### THE EXERCISE
Set down, in full, every record in the block.

Stored data:
** begin **

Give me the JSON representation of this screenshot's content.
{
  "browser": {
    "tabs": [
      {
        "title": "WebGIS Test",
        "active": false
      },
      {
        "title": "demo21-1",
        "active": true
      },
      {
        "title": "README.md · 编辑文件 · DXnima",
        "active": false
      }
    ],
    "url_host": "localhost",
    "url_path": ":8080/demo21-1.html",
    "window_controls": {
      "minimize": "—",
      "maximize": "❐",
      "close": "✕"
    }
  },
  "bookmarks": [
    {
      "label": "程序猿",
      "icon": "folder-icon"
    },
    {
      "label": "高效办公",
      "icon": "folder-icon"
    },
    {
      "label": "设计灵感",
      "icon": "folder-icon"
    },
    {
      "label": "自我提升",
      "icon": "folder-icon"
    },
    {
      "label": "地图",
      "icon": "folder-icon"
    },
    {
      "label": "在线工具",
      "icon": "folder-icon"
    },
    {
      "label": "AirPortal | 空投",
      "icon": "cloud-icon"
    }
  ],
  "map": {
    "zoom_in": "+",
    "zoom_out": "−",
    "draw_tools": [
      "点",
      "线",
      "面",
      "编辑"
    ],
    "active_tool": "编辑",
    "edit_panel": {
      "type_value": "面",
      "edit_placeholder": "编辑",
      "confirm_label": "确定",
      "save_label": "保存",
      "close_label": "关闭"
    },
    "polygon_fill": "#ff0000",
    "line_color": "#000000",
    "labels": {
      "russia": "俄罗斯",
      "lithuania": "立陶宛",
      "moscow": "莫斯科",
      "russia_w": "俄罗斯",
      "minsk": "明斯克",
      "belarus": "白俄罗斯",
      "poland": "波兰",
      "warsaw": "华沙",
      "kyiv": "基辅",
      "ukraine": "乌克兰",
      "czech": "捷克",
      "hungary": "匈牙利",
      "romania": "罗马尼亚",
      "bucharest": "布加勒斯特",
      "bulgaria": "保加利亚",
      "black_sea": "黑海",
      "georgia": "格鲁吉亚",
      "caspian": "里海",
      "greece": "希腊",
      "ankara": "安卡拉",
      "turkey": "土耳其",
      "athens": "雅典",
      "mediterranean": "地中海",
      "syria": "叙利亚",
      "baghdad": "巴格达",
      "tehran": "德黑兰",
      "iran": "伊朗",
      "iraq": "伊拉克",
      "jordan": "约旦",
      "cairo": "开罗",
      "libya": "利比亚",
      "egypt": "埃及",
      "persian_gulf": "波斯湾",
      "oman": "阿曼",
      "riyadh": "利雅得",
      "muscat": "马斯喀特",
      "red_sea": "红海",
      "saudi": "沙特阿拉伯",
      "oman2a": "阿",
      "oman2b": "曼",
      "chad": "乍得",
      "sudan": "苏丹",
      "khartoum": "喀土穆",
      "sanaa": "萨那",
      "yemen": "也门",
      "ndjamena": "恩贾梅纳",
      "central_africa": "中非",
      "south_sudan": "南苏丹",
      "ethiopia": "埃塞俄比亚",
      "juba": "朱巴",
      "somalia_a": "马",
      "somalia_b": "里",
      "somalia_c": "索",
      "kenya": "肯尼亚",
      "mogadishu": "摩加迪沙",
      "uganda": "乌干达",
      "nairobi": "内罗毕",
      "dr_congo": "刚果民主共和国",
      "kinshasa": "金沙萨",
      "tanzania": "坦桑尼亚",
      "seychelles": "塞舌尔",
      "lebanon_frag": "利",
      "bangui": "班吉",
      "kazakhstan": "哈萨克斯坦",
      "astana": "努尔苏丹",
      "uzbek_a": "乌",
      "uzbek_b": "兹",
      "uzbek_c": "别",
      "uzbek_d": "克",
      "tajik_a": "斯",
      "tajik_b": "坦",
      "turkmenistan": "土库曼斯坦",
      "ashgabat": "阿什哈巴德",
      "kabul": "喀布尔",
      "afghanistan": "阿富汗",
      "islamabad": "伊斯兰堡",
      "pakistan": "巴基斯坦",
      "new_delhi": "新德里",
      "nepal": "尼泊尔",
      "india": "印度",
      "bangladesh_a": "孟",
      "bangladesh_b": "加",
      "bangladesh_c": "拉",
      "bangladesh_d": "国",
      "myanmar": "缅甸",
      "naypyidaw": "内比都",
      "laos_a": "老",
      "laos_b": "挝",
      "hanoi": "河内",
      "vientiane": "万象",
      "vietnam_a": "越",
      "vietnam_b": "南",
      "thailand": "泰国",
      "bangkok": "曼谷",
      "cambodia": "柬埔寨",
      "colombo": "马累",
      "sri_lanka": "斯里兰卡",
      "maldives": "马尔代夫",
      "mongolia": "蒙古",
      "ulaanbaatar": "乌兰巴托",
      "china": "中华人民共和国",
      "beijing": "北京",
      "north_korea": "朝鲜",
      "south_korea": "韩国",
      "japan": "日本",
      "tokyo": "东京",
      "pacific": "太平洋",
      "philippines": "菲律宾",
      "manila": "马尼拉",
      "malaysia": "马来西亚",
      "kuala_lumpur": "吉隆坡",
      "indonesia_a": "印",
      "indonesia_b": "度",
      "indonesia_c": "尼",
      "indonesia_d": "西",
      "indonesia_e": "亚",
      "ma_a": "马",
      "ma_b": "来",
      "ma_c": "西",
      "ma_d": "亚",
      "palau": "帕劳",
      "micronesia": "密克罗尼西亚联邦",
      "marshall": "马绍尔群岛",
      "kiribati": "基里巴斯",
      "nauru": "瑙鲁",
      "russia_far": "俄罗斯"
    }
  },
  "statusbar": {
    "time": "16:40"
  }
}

** end **

### EXERCISE SOLUTION
Give me the JSON representation of this screenshot's content.
{
  "browser": {
    "tabs": [
      {
        "title": "WebGIS Test",
        "active": false
      },
      {
        "title": "demo21-1",
        "active": true
      },
      {
        "title": "README.md · 编辑文件 · DXnima",
        "active": false
      }
    ],
    "url_host": "localhost",
    "url_path": ":8080/demo21-1.html",
    "window_controls": {
      "minimize": "—",
      "maximize": "❐",
      "close": "✕"
    }
  },
  "bookmarks": [
    {
      "label": "程序猿",
      "icon": "folder-icon"
    },
    {
      "label": "高效办公",
      "icon": "folder-icon"
    },
    {
      "label": "设计灵感",
      "icon": "folder-icon"
    },
    {
      "label": "自我提升",
      "icon": "folder-icon"
    },
    {
      "label": "地图",
      "icon": "folder-icon"
    },
    {
      "label": "在线工具",
      "icon": "folder-icon"
    },
    {
      "label": "AirPortal | 空投",
      "icon": "cloud-icon"
    }
  ],
  "map": {
    "zoom_in": "+",
    "zoom_out": "−",
    "draw_tools": [
      "点",
      "线",
      "面",
      "编辑"
    ],
    "active_tool": "编辑",
    "edit_panel": {
      "type_value": "面",
      "edit_placeholder": "编辑",
      "confirm_label": "确定",
      "save_label": "保存",
      "close_label": "关闭"
    },
    "polygon_fill": "#ff0000",
    "line_color": "#000000",
    "labels": {
      "russia": "俄罗斯",
      "lithuania": "立陶宛",
      "moscow": "莫斯科",
      "russia_w": "俄罗斯",
      "minsk": "明斯克",
      "belarus": "白俄罗斯",
      "poland": "波兰",
      "warsaw": "华沙",
      "kyiv": "基辅",
      "ukraine": "乌克兰",
      "czech": "捷克",
      "hungary": "匈牙利",
      "romania": "罗马尼亚",
      "bucharest": "布加勒斯特",
      "bulgaria": "保加利亚",
      "black_sea": "黑海",
      "georgia": "格鲁吉亚",
      "caspian": "里海",
      "greece": "希腊",
      "ankara": "安卡拉",
      "turkey": "土耳其",
      "athens": "雅典",
      "mediterranean": "地中海",
      "syria": "叙利亚",
      "baghdad": "巴格达",
      "tehran": "德黑兰",
      "iran": "伊朗",
      "iraq": "伊拉克",
      "jordan": "约旦",
      "cairo": "开罗",
      "libya": "利比亚",
      "egypt": "埃及",
      "persian_gulf": "波斯湾",
      "oman": "阿曼",
      "riyadh": "利雅得",
      "muscat": "马斯喀特",
      "red_sea": "红海",
      "saudi": "沙特阿拉伯",
      "oman2a": "阿",
      "oman2b": "曼",
      "chad": "乍得",
      "sudan": "苏丹",
      "khartoum": "喀土穆",
      "sanaa": "萨那",
      "yemen": "也门",
      "ndjamena": "恩贾梅纳",
      "central_africa": "中非",
      "south_sudan": "南苏丹",
      "ethiopia": "埃塞俄比亚",
      "juba": "朱巴",
      "somalia_a": "马",
      "somalia_b": "里",
      "somalia_c": "索",
      "kenya": "肯尼亚",
      "mogadishu": "摩加迪沙",
      "uganda": "乌干达",
      "nairobi": "内罗毕",
      "dr_congo": "刚果民主共和国",
      "kinshasa": "金沙萨",
      "tanzania": "坦桑尼亚",
      "seychelles": "塞舌尔",
      "lebanon_frag": "利",
      "bangui": "班吉",
      "kazakhstan": "哈萨克斯坦",
      "astana": "努尔苏丹",
      "uzbek_a": "乌",
      "uzbek_b": "兹",
      "uzbek_c": "别",
      "uzbek_d": "克",
      "tajik_a": "斯",
      "tajik_b": "坦",
      "turkmenistan": "土库曼斯坦",
      "ashgabat": "阿什哈巴德",
      "kabul": "喀布尔",
      "afghanistan": "阿富汗",
      "islamabad": "伊斯兰堡",
      "pakistan": "巴基斯坦",
      "new_delhi": "新德里",
      "nepal": "尼泊尔",
      "india": "印度",
      "bangladesh_a": "孟",
      "bangladesh_b": "加",
      "bangladesh_c": "拉",
      "bangladesh_d": "国",
      "myanmar": "缅甸",
      "naypyidaw": "内比都",
      "laos_a": "老",
      "laos_b": "挝",
      "hanoi": "河内",
      "vientiane": "万象",
      "vietnam_a": "越",
      "vietnam_b": "南",
      "thailand": "泰国",
      "bangkok": "曼谷",
      "cambodia": "柬埔寨",
      "colombo": "马累",
      "sri_lanka": "斯里兰卡",
      "maldives": "马尔代夫",
      "mongolia": "蒙古",
      "ulaanbaatar": "乌兰巴托",
      "china": "中华人民共和国",
      "beijing": "北京",
      "north_korea": "朝鲜",
      "south_korea": "韩国",
      "japan": "日本",
      "tokyo": "东京",
      "pacific": "太平洋",
      "philippines": "菲律宾",
      "manila": "马尼拉",
      "malaysia": "马来西亚",
      "kuala_lumpur": "吉隆坡",
      "indonesia_a": "印",
      "indonesia_b": "度",
      "indonesia_c": "尼",
      "indonesia_d": "西",
      "indonesia_e": "亚",
      "ma_a": "马",
      "ma_b": "来",
      "ma_c": "西",
      "ma_d": "亚",
      "palau": "帕劳",
      "micronesia": "密克罗尼西亚联邦",
      "marshall": "马绍尔群岛",
      "kiribati": "基里巴斯",
      "nauru": "瑙鲁",
      "russia_far": "俄罗斯"
    }
  },
  "statusbar": {
    "time": "16:40"
  }
}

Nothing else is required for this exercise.